*** Supplied entries ***

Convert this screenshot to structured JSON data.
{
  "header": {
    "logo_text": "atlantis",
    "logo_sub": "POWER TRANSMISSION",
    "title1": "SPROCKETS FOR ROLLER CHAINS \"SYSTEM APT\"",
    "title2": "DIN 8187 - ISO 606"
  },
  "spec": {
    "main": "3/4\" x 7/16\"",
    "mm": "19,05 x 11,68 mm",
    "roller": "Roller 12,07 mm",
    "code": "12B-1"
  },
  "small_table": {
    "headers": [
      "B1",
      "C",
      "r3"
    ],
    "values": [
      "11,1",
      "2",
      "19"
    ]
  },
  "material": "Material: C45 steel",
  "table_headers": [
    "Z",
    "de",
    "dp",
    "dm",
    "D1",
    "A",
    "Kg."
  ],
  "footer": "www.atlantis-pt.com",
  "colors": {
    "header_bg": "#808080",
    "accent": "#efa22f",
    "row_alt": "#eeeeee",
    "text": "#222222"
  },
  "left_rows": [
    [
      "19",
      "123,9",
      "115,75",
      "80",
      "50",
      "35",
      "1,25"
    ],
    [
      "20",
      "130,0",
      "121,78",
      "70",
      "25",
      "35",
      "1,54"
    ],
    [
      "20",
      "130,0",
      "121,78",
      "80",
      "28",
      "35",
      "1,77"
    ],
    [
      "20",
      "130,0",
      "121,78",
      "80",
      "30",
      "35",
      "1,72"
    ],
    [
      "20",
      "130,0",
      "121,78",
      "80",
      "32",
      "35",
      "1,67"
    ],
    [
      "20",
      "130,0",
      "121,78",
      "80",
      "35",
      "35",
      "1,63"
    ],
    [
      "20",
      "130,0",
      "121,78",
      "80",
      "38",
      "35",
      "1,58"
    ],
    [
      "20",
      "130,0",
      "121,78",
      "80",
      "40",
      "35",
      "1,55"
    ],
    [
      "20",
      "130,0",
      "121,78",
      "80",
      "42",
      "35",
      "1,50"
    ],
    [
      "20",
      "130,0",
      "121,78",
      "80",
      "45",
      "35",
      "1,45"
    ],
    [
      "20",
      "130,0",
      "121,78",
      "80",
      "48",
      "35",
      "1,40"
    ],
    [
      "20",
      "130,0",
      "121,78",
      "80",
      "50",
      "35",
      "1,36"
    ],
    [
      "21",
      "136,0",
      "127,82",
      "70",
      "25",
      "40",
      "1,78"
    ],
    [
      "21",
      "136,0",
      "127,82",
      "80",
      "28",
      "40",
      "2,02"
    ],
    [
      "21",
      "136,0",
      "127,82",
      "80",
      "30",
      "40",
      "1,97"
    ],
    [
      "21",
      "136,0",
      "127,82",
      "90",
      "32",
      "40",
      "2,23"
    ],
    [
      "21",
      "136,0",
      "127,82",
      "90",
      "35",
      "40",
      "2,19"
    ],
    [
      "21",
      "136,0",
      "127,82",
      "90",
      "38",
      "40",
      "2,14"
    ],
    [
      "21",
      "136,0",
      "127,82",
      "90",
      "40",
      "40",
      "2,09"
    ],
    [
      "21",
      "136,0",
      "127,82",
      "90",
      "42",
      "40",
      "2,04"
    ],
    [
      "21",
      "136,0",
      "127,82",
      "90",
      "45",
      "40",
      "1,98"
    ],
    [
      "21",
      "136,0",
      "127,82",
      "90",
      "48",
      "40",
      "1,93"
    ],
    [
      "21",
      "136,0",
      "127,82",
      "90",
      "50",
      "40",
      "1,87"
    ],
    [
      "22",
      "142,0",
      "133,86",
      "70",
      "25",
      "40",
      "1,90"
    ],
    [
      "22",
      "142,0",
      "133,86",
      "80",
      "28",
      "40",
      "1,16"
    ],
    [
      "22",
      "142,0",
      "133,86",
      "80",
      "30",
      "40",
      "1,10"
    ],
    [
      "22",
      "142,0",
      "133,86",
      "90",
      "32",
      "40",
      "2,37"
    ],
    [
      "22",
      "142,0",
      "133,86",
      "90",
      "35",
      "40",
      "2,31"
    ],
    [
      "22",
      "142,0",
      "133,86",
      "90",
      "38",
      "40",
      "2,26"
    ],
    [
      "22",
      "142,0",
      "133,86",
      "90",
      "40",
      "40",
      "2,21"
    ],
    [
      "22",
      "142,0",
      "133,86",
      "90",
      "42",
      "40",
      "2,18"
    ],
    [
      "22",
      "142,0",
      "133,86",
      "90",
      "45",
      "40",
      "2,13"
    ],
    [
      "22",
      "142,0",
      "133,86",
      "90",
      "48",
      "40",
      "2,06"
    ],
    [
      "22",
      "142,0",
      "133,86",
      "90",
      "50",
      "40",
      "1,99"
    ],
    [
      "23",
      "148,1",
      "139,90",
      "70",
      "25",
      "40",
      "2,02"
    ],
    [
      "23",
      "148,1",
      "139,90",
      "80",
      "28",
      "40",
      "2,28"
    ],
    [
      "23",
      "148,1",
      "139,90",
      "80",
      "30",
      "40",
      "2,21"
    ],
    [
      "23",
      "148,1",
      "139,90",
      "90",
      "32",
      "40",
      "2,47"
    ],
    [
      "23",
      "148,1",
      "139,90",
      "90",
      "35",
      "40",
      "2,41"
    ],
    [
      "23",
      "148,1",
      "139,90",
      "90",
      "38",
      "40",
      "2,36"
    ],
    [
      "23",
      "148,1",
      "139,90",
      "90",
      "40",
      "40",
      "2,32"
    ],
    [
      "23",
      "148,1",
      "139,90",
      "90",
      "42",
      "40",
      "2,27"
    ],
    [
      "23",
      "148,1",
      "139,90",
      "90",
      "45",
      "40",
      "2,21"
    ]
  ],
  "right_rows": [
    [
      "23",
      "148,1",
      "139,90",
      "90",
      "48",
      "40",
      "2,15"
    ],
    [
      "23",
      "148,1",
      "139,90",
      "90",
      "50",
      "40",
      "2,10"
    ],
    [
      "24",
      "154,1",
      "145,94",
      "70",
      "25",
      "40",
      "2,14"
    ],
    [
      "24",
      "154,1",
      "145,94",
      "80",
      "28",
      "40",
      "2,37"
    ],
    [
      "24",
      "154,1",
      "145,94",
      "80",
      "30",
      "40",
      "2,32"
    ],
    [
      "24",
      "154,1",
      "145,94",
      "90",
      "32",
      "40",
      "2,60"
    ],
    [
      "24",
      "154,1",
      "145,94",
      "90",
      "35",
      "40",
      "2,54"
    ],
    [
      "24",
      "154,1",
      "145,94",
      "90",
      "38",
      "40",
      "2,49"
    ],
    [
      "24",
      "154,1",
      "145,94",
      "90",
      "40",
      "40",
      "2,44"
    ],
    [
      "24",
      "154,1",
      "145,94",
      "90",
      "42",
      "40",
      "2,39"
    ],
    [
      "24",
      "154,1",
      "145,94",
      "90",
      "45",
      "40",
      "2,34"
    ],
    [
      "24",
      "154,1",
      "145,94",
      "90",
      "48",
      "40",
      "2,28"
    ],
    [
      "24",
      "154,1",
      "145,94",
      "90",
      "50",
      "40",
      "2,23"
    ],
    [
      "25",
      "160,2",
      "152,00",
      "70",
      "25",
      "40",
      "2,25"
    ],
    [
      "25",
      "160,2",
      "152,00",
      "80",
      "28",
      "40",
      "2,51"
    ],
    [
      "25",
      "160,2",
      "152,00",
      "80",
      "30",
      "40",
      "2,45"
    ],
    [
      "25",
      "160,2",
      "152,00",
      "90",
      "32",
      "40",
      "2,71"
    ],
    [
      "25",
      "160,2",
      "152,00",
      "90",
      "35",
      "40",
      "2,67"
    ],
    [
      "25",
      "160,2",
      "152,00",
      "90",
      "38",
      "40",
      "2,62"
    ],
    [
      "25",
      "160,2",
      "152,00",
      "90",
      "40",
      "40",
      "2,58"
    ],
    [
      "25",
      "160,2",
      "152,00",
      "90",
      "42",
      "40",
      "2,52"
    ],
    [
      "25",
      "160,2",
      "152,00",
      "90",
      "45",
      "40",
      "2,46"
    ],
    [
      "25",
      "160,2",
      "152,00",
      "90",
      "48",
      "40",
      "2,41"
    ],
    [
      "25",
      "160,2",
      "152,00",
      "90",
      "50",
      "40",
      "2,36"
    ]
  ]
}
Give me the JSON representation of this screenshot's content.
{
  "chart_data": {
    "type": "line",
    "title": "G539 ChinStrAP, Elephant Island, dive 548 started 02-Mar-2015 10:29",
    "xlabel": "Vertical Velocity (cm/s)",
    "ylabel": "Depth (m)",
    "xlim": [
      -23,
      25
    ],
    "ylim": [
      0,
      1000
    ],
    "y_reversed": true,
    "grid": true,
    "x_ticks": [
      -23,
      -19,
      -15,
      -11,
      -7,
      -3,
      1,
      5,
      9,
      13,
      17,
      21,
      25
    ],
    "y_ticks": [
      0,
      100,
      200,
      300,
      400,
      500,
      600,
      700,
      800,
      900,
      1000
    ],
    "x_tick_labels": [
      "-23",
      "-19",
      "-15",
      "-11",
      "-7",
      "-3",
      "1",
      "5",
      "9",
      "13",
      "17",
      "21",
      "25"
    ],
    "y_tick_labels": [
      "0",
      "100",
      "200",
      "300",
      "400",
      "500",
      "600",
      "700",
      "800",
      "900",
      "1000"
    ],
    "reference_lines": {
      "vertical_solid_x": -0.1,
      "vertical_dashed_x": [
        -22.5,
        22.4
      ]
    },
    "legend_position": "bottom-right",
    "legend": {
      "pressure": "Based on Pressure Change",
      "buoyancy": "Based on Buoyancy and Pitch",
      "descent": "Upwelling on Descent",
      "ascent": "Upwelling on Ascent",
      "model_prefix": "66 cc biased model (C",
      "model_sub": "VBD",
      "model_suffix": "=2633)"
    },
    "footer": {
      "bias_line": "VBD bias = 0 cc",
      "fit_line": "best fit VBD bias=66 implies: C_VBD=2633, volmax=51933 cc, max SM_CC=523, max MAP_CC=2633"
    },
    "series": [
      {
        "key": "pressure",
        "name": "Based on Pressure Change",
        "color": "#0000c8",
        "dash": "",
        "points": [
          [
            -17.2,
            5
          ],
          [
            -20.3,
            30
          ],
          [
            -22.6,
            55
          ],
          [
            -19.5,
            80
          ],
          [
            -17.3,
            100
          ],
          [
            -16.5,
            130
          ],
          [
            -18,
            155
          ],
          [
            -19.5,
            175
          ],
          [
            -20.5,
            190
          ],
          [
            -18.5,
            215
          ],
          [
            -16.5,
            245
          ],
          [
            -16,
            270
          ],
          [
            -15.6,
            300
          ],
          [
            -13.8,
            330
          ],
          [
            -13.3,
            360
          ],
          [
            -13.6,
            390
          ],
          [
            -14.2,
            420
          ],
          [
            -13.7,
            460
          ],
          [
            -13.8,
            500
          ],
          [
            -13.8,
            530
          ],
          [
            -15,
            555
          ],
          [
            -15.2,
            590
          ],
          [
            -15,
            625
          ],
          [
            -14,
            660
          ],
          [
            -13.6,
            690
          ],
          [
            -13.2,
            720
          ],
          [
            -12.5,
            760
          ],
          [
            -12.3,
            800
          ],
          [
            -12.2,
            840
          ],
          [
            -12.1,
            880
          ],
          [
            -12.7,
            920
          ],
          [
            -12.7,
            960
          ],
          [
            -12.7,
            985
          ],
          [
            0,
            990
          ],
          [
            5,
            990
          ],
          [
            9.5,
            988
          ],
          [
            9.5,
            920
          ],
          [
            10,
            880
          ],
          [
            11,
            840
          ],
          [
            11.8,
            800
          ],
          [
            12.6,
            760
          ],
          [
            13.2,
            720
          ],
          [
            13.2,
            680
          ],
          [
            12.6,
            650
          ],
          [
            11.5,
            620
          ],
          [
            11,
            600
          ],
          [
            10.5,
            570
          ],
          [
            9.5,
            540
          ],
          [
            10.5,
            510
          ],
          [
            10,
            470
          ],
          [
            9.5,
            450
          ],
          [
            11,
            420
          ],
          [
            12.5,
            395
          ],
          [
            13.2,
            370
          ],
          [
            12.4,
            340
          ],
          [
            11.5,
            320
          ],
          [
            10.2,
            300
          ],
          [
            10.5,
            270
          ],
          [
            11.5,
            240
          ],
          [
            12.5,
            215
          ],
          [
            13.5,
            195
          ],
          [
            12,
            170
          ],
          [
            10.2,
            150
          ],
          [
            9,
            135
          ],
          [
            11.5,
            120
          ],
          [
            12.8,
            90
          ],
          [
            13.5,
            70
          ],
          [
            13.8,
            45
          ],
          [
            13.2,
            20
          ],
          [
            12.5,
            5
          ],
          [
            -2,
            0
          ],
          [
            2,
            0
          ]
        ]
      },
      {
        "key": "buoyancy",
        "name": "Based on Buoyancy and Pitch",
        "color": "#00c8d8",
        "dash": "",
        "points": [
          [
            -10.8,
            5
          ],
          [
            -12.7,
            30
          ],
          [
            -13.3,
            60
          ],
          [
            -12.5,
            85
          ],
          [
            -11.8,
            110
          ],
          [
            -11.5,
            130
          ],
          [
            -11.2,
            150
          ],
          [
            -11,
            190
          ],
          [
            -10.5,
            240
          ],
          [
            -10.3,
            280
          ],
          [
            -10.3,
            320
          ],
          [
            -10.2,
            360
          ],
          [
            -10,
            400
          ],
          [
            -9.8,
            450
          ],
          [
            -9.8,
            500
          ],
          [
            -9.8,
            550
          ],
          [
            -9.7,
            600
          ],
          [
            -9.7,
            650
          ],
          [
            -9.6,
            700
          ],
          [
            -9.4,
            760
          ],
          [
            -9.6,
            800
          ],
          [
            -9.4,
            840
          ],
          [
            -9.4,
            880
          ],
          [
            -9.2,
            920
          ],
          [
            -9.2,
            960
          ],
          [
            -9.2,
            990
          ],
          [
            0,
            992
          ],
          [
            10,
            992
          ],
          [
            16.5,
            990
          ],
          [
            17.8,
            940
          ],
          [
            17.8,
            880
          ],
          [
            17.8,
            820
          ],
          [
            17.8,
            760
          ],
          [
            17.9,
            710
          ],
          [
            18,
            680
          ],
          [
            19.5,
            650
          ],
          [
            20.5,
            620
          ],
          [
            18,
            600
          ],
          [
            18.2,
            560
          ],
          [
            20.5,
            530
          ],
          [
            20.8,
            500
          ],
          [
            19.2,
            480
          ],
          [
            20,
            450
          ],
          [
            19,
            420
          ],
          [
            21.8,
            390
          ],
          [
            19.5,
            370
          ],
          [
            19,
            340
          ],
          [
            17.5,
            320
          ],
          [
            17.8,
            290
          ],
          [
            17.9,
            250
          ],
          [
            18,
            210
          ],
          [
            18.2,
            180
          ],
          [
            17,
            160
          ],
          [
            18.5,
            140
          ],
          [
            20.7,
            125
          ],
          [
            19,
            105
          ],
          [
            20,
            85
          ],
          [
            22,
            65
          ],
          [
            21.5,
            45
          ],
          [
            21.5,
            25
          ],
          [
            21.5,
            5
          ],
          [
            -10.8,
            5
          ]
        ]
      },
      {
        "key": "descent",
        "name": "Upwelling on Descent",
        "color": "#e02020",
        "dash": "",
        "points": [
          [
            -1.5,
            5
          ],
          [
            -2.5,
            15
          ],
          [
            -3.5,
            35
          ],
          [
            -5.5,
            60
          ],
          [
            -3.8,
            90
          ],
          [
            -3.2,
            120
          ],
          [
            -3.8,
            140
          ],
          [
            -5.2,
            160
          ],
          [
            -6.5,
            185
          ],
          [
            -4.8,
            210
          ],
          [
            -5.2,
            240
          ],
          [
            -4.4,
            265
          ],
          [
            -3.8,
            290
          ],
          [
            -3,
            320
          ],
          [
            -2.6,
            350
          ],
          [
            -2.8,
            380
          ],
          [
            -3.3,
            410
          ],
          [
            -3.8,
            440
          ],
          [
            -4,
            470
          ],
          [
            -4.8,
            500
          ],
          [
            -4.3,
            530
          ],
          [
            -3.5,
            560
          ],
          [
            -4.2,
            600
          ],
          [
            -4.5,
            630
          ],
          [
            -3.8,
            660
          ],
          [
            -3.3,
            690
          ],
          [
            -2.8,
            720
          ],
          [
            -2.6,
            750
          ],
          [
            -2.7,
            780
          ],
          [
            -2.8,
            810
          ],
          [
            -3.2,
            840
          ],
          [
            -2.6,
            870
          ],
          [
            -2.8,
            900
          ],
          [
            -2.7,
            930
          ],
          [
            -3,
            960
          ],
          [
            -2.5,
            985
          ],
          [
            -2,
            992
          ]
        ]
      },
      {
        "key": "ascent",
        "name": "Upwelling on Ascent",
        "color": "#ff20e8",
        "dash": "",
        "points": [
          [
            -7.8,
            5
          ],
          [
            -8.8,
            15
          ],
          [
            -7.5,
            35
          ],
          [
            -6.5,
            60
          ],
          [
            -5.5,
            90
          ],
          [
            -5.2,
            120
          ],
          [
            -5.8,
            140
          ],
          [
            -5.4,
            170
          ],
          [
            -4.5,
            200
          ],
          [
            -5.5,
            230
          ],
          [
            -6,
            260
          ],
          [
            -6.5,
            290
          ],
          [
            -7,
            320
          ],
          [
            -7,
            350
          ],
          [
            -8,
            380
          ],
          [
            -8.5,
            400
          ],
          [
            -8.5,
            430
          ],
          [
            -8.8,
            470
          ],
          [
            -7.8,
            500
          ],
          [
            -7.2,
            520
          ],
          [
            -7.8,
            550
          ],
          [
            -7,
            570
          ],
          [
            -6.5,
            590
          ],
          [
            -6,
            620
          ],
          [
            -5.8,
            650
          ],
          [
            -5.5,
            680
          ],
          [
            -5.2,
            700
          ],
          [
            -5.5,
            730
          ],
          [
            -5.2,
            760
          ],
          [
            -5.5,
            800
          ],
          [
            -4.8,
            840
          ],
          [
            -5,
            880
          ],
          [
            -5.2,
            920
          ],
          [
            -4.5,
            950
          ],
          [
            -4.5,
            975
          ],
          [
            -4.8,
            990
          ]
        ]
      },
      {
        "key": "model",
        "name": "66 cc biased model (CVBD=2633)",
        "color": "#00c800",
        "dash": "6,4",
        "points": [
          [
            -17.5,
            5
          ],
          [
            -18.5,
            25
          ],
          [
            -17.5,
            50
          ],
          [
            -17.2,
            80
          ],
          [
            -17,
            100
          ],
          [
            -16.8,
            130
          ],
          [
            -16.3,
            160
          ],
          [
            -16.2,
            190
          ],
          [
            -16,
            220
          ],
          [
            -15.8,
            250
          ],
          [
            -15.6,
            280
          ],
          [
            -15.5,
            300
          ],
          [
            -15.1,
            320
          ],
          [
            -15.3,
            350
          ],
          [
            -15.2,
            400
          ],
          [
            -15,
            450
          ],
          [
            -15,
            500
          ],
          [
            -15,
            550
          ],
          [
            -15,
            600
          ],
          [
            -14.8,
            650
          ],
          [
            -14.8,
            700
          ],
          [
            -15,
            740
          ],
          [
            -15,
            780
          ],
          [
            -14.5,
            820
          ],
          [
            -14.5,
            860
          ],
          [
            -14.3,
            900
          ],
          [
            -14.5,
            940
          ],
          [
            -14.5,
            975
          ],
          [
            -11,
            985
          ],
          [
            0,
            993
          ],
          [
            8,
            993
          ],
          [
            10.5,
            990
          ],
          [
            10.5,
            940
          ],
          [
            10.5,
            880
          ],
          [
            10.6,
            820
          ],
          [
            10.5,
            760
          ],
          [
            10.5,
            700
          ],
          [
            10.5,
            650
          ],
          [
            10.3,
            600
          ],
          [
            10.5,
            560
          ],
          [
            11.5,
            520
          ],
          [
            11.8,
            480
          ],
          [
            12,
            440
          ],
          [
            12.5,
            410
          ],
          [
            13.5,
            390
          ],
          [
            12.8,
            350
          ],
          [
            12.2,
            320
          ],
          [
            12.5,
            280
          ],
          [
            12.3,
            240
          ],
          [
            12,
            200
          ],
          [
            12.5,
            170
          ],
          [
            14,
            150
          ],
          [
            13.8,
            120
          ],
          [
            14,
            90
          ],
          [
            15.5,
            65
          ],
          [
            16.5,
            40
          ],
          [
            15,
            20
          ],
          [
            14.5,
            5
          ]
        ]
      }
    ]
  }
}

***

Prompt. Check each line of the data above for the string "biased" and report only how many lines have it.

Solution to this task. 2